* Job
Transcribe all of the material below word for word and leave out its pictures.

Data tied to figure images
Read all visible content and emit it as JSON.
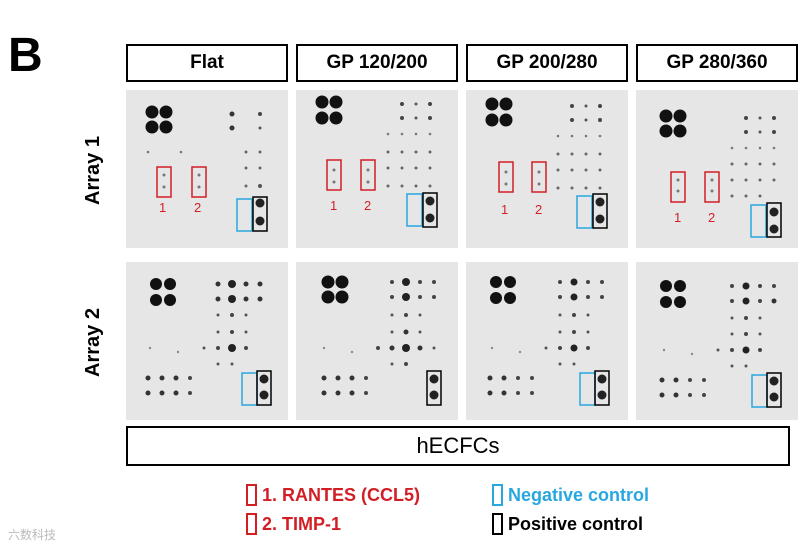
{
  "panel_letter": "B",
  "columns": [
    "Flat",
    "GP 120/200",
    "GP 200/280",
    "GP 280/360"
  ],
  "rows": [
    "Array 1",
    "Array 2"
  ],
  "blot_labels": [
    "1",
    "2"
  ],
  "cell_type": "hECFCs",
  "legend": [
    {
      "label": "1. RANTES (CCL5)",
      "color": "#d21f26"
    },
    {
      "label": "2. TIMP-1",
      "color": "#d21f26"
    },
    {
      "label": "Negative control",
      "color": "#29a7df"
    },
    {
      "label": "Positive control",
      "color": "#000000"
    }
  ],
  "watermark": "六数科技"
}
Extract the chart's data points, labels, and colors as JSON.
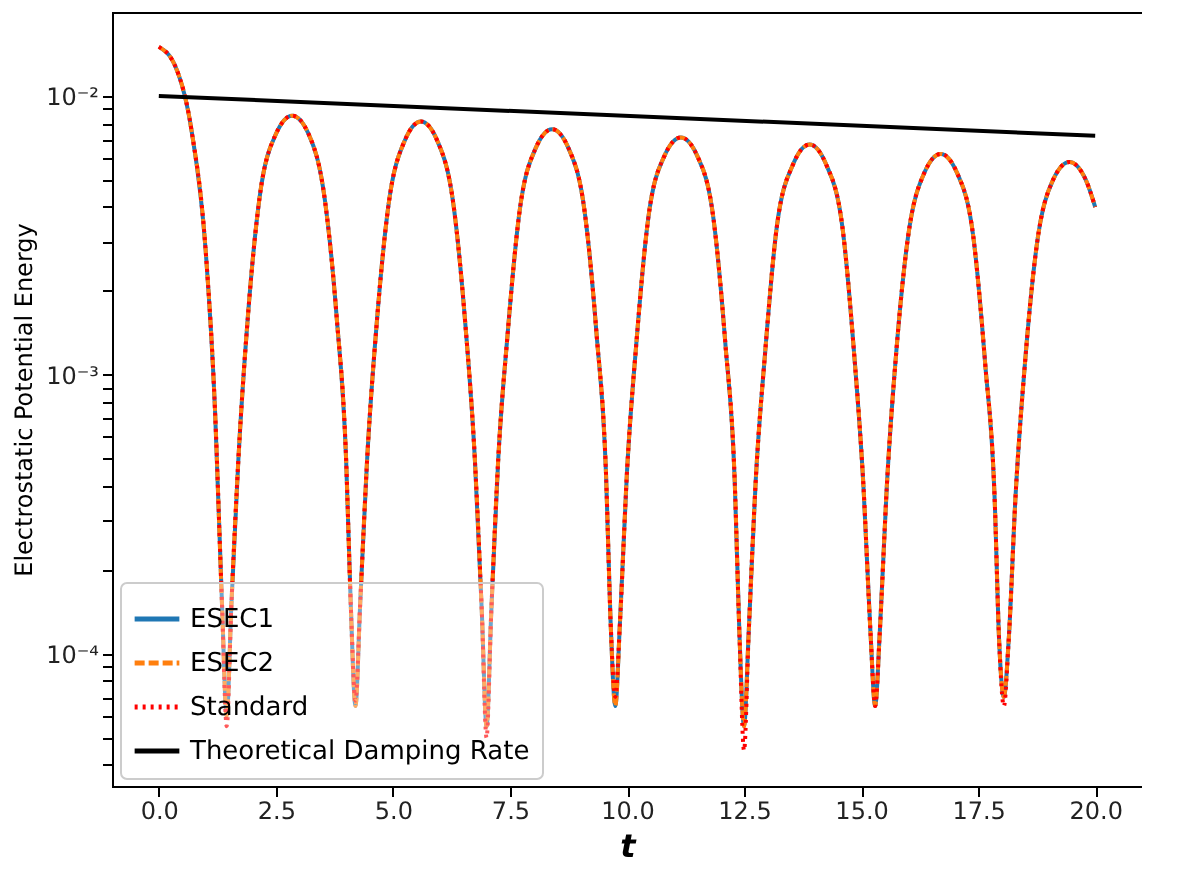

* Correct output
Read all visible content and emit it as JSON.
{
  "panel_letter": "B",
  "columns": [
    "Flat",
    "GP 120/200",
    "GP 200/280",
    "GP 280/360"
  ],
  "rows": [
    "Array 1",
    "Array 2"
  ],
  "blot_labels": [
    "1",
    "2"
  ],
  "cell_type": "hECFCs",
  "legend": [
    {
      "label": "1. RANTES (CCL5)",
      "color": "#d21f26"
    },
    {
      "label": "2. TIMP-1",
      "color": "#d21f26"
    },
    {
      "label": "Negative control",
      "color": "#29a7df"
    },
    {
      "label": "Positive control",
      "color": "#000000"
    }
  ],
  "watermark": "六数科技"
}
Extract the chart's data points, labels, and colors as JSON.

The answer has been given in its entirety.